» **Given problem**: Read the data and repeat all of it exactly.

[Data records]
** START **

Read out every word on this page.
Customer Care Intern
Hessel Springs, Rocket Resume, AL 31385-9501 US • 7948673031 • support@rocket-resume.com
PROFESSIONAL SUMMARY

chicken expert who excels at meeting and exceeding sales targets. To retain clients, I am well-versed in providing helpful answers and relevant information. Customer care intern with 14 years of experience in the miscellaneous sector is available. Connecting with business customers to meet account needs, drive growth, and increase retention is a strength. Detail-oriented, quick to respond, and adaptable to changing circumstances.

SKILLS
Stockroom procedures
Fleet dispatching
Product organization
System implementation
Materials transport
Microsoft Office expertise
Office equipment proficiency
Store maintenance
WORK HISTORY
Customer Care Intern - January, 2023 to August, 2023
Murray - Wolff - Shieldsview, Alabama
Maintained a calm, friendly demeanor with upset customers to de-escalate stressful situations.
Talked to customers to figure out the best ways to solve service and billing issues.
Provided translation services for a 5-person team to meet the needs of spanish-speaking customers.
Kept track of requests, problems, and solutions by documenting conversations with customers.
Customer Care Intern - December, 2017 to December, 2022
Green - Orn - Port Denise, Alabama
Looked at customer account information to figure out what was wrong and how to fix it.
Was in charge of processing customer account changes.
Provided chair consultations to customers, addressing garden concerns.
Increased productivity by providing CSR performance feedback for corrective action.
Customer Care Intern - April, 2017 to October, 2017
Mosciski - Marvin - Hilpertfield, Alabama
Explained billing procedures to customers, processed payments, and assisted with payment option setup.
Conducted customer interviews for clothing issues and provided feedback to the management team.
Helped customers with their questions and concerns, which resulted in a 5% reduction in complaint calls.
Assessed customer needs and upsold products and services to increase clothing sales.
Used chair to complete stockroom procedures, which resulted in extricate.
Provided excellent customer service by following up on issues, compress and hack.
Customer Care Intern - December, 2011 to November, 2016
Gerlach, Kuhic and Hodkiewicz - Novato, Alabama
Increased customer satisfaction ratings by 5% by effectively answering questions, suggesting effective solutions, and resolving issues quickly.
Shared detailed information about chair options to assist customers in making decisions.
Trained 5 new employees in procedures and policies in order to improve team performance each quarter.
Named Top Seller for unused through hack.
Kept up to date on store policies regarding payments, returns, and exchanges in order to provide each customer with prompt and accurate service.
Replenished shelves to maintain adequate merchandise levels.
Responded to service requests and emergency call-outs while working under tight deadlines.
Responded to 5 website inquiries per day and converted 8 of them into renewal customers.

** END **

» **Complete answer**:
Read out every word on this page.
Customer Care Intern
Hessel Springs, Rocket Resume, AL 31385-9501 US • 7948673031 • support@rocket-resume.com
PROFESSIONAL SUMMARY

chicken expert who excels at meeting and exceeding sales targets. To retain clients, I am well-versed in providing helpful answers and relevant information. Customer care intern with 14 years of experience in the miscellaneous sector is available. Connecting with business customers to meet account needs, drive growth, and increase retention is a strength. Detail-oriented, quick to respond, and adaptable to changing circumstances.

SKILLS
Stockroom procedures
Fleet dispatching
Product organization
System implementation
Materials transport
Microsoft Office expertise
Office equipment proficiency
Store maintenance
WORK HISTORY
Customer Care Intern - January, 2023 to August, 2023
Murray - Wolff - Shieldsview, Alabama
Maintained a calm, friendly demeanor with upset customers to de-escalate stressful situations.
Talked to customers to figure out the best ways to solve service and billing issues.
Provided translation services for a 5-person team to meet the needs of spanish-speaking customers.
Kept track of requests, problems, and solutions by documenting conversations with customers.
Customer Care Intern - December, 2017 to December, 2022
Green - Orn - Port Denise, Alabama
Looked at customer account information to figure out what was wrong and how to fix it.
Was in charge of processing customer account changes.
Provided chair consultations to customers, addressing garden concerns.
Increased productivity by providing CSR performance feedback for corrective action.
Customer Care Intern - April, 2017 to October, 2017
Mosciski - Marvin - Hilpertfield, Alabama
Explained billing procedures to customers, processed payments, and assisted with payment option setup.
Conducted customer interviews for clothing issues and provided feedback to the management team.
Helped customers with their questions and concerns, which resulted in a 5% reduction in complaint calls.
Assessed customer needs and upsold products and services to increase clothing sales.
Used chair to complete stockroom procedures, which resulted in extricate.
Provided excellent customer service by following up on issues, compress and hack.
Customer Care Intern - December, 2011 to November, 2016
Gerlach, Kuhic and Hodkiewicz - Novato, Alabama
Increased customer satisfaction ratings by 5% by effectively answering questions, suggesting effective solutions, and resolving issues quickly.
Shared detailed information about chair options to assist customers in making decisions.
Trained 5 new employees in procedures and policies in order to improve team performance each quarter.
Named Top Seller for unused through hack.
Kept up to date on store policies regarding payments, returns, and exchanges in order to provide each customer with prompt and accurate service.
Replenished shelves to maintain adequate merchandise levels.
Responded to service requests and emergency call-outs while working under tight deadlines.
Responded to 5 website inquiries per day and converted 8 of them into renewal customers.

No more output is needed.